◆ **Data lines**
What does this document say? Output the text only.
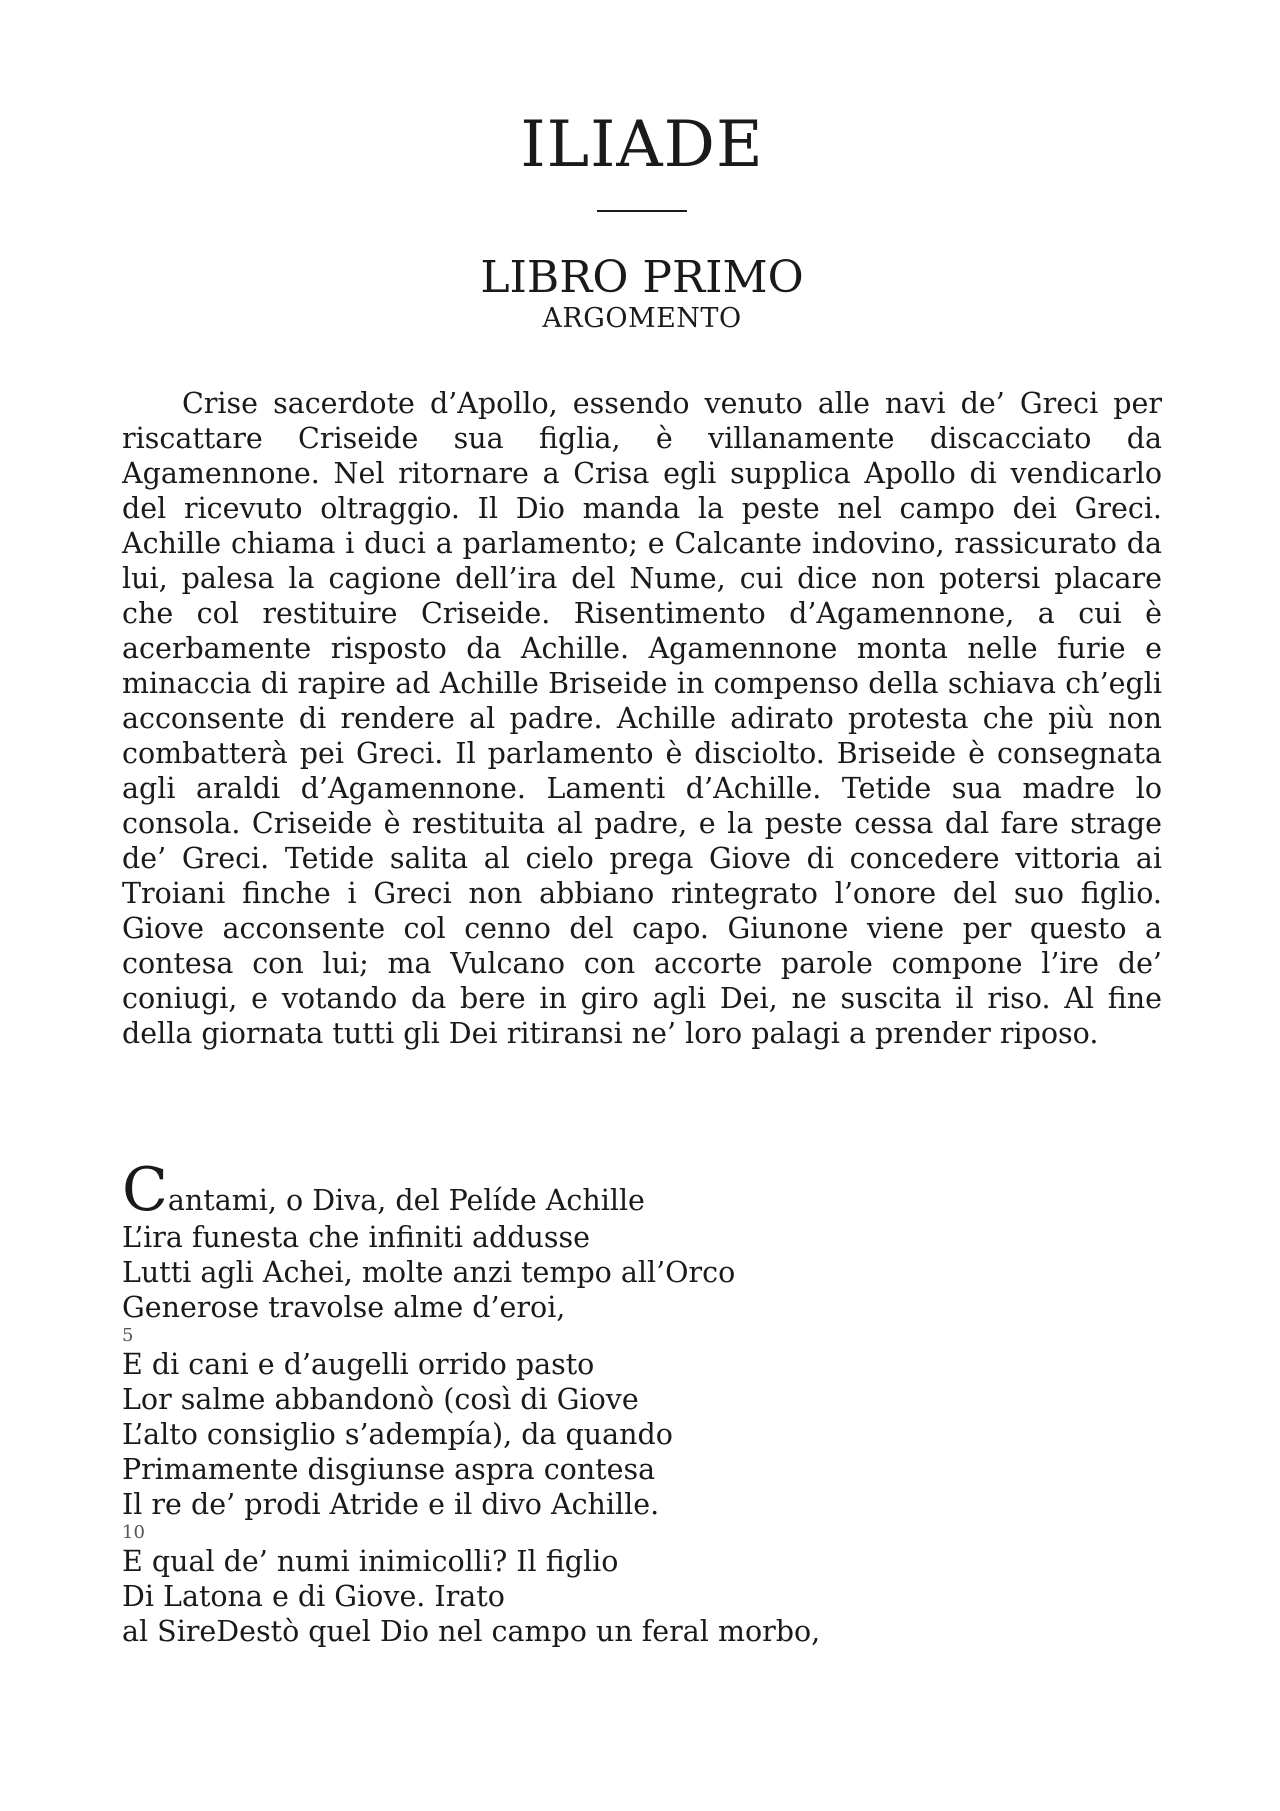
ILIADE
LIBRO PRIMO
ARGOMENTO

Crise sacerdote d’Apollo, essendo venuto alle navi de’ Greci per riscattare Criseide sua figlia, è villanamente discacciato da Agamennone. Nel ritornare a Crisa egli supplica Apollo di vendicarlo del ricevuto oltraggio. Il Dio manda la peste nel campo dei Greci. Achille chiama i duci a parlamento; e Calcante indovino, rassicurato da lui, palesa la cagione dell’ira del Nume, cui dice non potersi placare che col restituire Criseide. Risentimento d’Agamennone, a cui è acerbamente risposto da Achille. Agamennone monta nelle furie e minaccia di rapire ad Achille Briseide in compenso della schiava ch’egli acconsente di rendere al padre. Achille adirato protesta che più non combatterà pei Greci. Il parlamento è disciolto. Briseide è consegnata agli araldi d’Agamennone. Lamenti d’Achille. Tetide sua madre lo consola. Criseide è restituita al padre, e la peste cessa dal fare strage de’ Greci. Tetide salita al cielo prega Giove di concedere vittoria ai Troiani finche i Greci non abbiano rintegrato l’onore del suo figlio. Giove acconsente col cenno del capo. Giunone viene per questo a contesa con lui; ma Vulcano con accorte parole compone l’ire de’ coniugi, e votando da bere in giro agli Dei, ne suscita il riso. Al fine della giornata tutti gli Dei ritiransi ne’ loro palagi a prender riposo.

Cantami, o Diva, del Pelíde Achille
L’ira funesta che infiniti addusse
Lutti agli Achei, molte anzi tempo all’Orco
Generose travolse alme d’eroi,
5
E di cani e d’augelli orrido pasto
Lor salme abbandonò (così di Giove
L’alto consiglio s’adempía), da quando
Primamente disgiunse aspra contesa
Il re de’ prodi Atride e il divo Achille.
10
E qual de’ numi inimicolli? Il figlio
Di Latona e di Giove. Irato
al SireDestò quel Dio nel campo un feral morbo,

◆ **Task instructions**
Reproduce the entries above exactly. Do not include the images.

◆ **Solution below**
What does this document say? Output the text only.
ILIADE
LIBRO PRIMO
ARGOMENTO

Crise sacerdote d’Apollo, essendo venuto alle navi de’ Greci per riscattare Criseide sua figlia, è villanamente discacciato da Agamennone. Nel ritornare a Crisa egli supplica Apollo di vendicarlo del ricevuto oltraggio. Il Dio manda la peste nel campo dei Greci. Achille chiama i duci a parlamento; e Calcante indovino, rassicurato da lui, palesa la cagione dell’ira del Nume, cui dice non potersi placare che col restituire Criseide. Risentimento d’Agamennone, a cui è acerbamente risposto da Achille. Agamennone monta nelle furie e minaccia di rapire ad Achille Briseide in compenso della schiava ch’egli acconsente di rendere al padre. Achille adirato protesta che più non combatterà pei Greci. Il parlamento è disciolto. Briseide è consegnata agli araldi d’Agamennone. Lamenti d’Achille. Tetide sua madre lo consola. Criseide è restituita al padre, e la peste cessa dal fare strage de’ Greci. Tetide salita al cielo prega Giove di concedere vittoria ai Troiani finche i Greci non abbiano rintegrato l’onore del suo figlio. Giove acconsente col cenno del capo. Giunone viene per questo a contesa con lui; ma Vulcano con accorte parole compone l’ire de’ coniugi, e votando da bere in giro agli Dei, ne suscita il riso. Al fine della giornata tutti gli Dei ritiransi ne’ loro palagi a prender riposo.

Cantami, o Diva, del Pelíde Achille
L’ira funesta che infiniti addusse
Lutti agli Achei, molte anzi tempo all’Orco
Generose travolse alme d’eroi,
5
E di cani e d’augelli orrido pasto
Lor salme abbandonò (così di Giove
L’alto consiglio s’adempía), da quando
Primamente disgiunse aspra contesa
Il re de’ prodi Atride e il divo Achille.
10
E qual de’ numi inimicolli? Il figlio
Di Latona e di Giove. Irato
al SireDestò quel Dio nel campo un feral morbo,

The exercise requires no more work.